WORK INSTRUCTIONS:
Can you give all the records again without altering a single character?

MATERIAL FOR THIS TASK:
====
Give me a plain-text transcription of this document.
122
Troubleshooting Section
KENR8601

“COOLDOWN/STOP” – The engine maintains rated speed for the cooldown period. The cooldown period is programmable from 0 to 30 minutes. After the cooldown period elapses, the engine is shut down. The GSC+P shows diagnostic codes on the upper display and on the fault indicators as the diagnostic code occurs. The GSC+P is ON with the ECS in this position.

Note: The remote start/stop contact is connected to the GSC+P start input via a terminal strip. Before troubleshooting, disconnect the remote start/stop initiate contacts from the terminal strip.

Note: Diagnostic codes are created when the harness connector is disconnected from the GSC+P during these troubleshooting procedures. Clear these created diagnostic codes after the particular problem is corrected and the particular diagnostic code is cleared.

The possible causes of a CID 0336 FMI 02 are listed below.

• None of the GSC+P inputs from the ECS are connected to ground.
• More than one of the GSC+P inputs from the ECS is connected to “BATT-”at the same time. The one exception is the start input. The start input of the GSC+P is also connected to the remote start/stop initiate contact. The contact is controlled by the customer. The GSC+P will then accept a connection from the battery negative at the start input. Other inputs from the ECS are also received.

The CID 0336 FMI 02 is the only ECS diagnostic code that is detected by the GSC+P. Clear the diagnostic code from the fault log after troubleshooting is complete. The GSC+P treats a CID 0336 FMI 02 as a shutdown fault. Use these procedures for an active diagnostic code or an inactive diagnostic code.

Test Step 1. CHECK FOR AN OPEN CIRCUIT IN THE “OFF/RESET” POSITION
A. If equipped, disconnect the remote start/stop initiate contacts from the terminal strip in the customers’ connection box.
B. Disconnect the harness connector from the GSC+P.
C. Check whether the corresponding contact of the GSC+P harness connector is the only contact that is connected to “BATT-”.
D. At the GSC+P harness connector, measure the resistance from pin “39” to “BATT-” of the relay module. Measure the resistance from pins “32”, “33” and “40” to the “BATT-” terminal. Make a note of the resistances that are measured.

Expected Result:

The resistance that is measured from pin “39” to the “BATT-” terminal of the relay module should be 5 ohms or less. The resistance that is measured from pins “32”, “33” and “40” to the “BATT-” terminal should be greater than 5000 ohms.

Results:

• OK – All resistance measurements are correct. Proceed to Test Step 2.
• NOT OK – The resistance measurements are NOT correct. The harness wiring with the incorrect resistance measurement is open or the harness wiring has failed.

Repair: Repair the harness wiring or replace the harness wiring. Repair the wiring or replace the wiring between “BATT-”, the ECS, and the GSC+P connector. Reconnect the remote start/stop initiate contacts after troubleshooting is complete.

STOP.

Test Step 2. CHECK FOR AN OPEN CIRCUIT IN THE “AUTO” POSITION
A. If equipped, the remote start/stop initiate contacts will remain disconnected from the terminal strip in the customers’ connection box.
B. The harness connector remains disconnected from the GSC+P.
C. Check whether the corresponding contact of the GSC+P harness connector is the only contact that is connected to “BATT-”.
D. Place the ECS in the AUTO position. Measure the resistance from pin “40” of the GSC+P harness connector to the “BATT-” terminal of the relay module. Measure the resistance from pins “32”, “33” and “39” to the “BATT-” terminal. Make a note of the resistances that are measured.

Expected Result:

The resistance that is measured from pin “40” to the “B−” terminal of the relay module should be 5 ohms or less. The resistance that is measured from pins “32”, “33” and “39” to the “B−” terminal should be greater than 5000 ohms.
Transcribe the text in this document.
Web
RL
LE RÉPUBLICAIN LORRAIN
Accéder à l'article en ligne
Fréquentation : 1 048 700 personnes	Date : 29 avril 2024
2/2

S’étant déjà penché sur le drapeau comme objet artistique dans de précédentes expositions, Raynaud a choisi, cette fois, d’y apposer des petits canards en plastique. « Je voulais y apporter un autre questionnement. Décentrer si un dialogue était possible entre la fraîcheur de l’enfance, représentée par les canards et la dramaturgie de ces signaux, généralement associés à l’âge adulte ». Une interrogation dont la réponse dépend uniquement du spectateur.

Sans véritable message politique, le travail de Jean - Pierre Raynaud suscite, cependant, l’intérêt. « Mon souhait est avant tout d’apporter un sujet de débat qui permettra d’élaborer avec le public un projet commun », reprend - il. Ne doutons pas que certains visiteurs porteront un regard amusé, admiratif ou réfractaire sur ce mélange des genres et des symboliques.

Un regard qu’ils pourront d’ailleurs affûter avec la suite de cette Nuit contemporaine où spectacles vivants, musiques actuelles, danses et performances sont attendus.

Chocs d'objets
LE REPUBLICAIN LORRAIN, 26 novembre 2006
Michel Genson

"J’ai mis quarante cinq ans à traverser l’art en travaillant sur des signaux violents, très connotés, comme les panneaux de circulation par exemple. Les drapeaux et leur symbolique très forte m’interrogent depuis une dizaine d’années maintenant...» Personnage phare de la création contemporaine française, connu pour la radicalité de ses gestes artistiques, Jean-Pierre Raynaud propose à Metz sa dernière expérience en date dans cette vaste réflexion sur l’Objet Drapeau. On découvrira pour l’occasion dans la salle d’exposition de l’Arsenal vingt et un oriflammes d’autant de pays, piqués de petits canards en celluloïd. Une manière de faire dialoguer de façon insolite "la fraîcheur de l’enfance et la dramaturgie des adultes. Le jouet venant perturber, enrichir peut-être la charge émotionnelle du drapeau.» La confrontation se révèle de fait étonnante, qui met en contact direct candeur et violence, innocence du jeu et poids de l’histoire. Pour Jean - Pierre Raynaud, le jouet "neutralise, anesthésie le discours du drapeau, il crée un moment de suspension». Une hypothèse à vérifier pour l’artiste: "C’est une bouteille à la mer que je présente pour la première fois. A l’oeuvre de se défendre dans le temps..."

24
====
RESPONSE TO THE TASK:
Give me a plain-text transcription of this document.
122
Troubleshooting Section
KENR8601

“COOLDOWN/STOP” – The engine maintains rated speed for the cooldown period. The cooldown period is programmable from 0 to 30 minutes. After the cooldown period elapses, the engine is shut down. The GSC+P shows diagnostic codes on the upper display and on the fault indicators as the diagnostic code occurs. The GSC+P is ON with the ECS in this position.

Note: The remote start/stop contact is connected to the GSC+P start input via a terminal strip. Before troubleshooting, disconnect the remote start/stop initiate contacts from the terminal strip.

Note: Diagnostic codes are created when the harness connector is disconnected from the GSC+P during these troubleshooting procedures. Clear these created diagnostic codes after the particular problem is corrected and the particular diagnostic code is cleared.

The possible causes of a CID 0336 FMI 02 are listed below.

• None of the GSC+P inputs from the ECS are connected to ground.
• More than one of the GSC+P inputs from the ECS is connected to “BATT-”at the same time. The one exception is the start input. The start input of the GSC+P is also connected to the remote start/stop initiate contact. The contact is controlled by the customer. The GSC+P will then accept a connection from the battery negative at the start input. Other inputs from the ECS are also received.

The CID 0336 FMI 02 is the only ECS diagnostic code that is detected by the GSC+P. Clear the diagnostic code from the fault log after troubleshooting is complete. The GSC+P treats a CID 0336 FMI 02 as a shutdown fault. Use these procedures for an active diagnostic code or an inactive diagnostic code.

Test Step 1. CHECK FOR AN OPEN CIRCUIT IN THE “OFF/RESET” POSITION
A. If equipped, disconnect the remote start/stop initiate contacts from the terminal strip in the customers’ connection box.
B. Disconnect the harness connector from the GSC+P.
C. Check whether the corresponding contact of the GSC+P harness connector is the only contact that is connected to “BATT-”.
D. At the GSC+P harness connector, measure the resistance from pin “39” to “BATT-” of the relay module. Measure the resistance from pins “32”, “33” and “40” to the “BATT-” terminal. Make a note of the resistances that are measured.

Expected Result:

The resistance that is measured from pin “39” to the “BATT-” terminal of the relay module should be 5 ohms or less. The resistance that is measured from pins “32”, “33” and “40” to the “BATT-” terminal should be greater than 5000 ohms.

Results:

• OK – All resistance measurements are correct. Proceed to Test Step 2.
• NOT OK – The resistance measurements are NOT correct. The harness wiring with the incorrect resistance measurement is open or the harness wiring has failed.

Repair: Repair the harness wiring or replace the harness wiring. Repair the wiring or replace the wiring between “BATT-”, the ECS, and the GSC+P connector. Reconnect the remote start/stop initiate contacts after troubleshooting is complete.

STOP.

Test Step 2. CHECK FOR AN OPEN CIRCUIT IN THE “AUTO” POSITION
A. If equipped, the remote start/stop initiate contacts will remain disconnected from the terminal strip in the customers’ connection box.
B. The harness connector remains disconnected from the GSC+P.
C. Check whether the corresponding contact of the GSC+P harness connector is the only contact that is connected to “BATT-”.
D. Place the ECS in the AUTO position. Measure the resistance from pin “40” of the GSC+P harness connector to the “BATT-” terminal of the relay module. Measure the resistance from pins “32”, “33” and “39” to the “BATT-” terminal. Make a note of the resistances that are measured.

Expected Result:

The resistance that is measured from pin “40” to the “B−” terminal of the relay module should be 5 ohms or less. The resistance that is measured from pins “32”, “33” and “39” to the “B−” terminal should be greater than 5000 ohms.
Transcribe the text in this document.
Web
RL
LE RÉPUBLICAIN LORRAIN
Accéder à l'article en ligne
Fréquentation : 1 048 700 personnes	Date : 29 avril 2024
2/2

S’étant déjà penché sur le drapeau comme objet artistique dans de précédentes expositions, Raynaud a choisi, cette fois, d’y apposer des petits canards en plastique. « Je voulais y apporter un autre questionnement. Décentrer si un dialogue était possible entre la fraîcheur de l’enfance, représentée par les canards et la dramaturgie de ces signaux, généralement associés à l’âge adulte ». Une interrogation dont la réponse dépend uniquement du spectateur.

Sans véritable message politique, le travail de Jean - Pierre Raynaud suscite, cependant, l’intérêt. « Mon souhait est avant tout d’apporter un sujet de débat qui permettra d’élaborer avec le public un projet commun », reprend - il. Ne doutons pas que certains visiteurs porteront un regard amusé, admiratif ou réfractaire sur ce mélange des genres et des symboliques.

Un regard qu’ils pourront d’ailleurs affûter avec la suite de cette Nuit contemporaine où spectacles vivants, musiques actuelles, danses et performances sont attendus.

Chocs d'objets
LE REPUBLICAIN LORRAIN, 26 novembre 2006
Michel Genson

"J’ai mis quarante cinq ans à traverser l’art en travaillant sur des signaux violents, très connotés, comme les panneaux de circulation par exemple. Les drapeaux et leur symbolique très forte m’interrogent depuis une dizaine d’années maintenant...» Personnage phare de la création contemporaine française, connu pour la radicalité de ses gestes artistiques, Jean-Pierre Raynaud propose à Metz sa dernière expérience en date dans cette vaste réflexion sur l’Objet Drapeau. On découvrira pour l’occasion dans la salle d’exposition de l’Arsenal vingt et un oriflammes d’autant de pays, piqués de petits canards en celluloïd. Une manière de faire dialoguer de façon insolite "la fraîcheur de l’enfance et la dramaturgie des adultes. Le jouet venant perturber, enrichir peut-être la charge émotionnelle du drapeau.» La confrontation se révèle de fait étonnante, qui met en contact direct candeur et violence, innocence du jeu et poids de l’histoire. Pour Jean - Pierre Raynaud, le jouet "neutralise, anesthésie le discours du drapeau, il crée un moment de suspension». Une hypothèse à vérifier pour l’artiste: "C’est une bouteille à la mer que je présente pour la première fois. A l’oeuvre de se défendre dans le temps..."

24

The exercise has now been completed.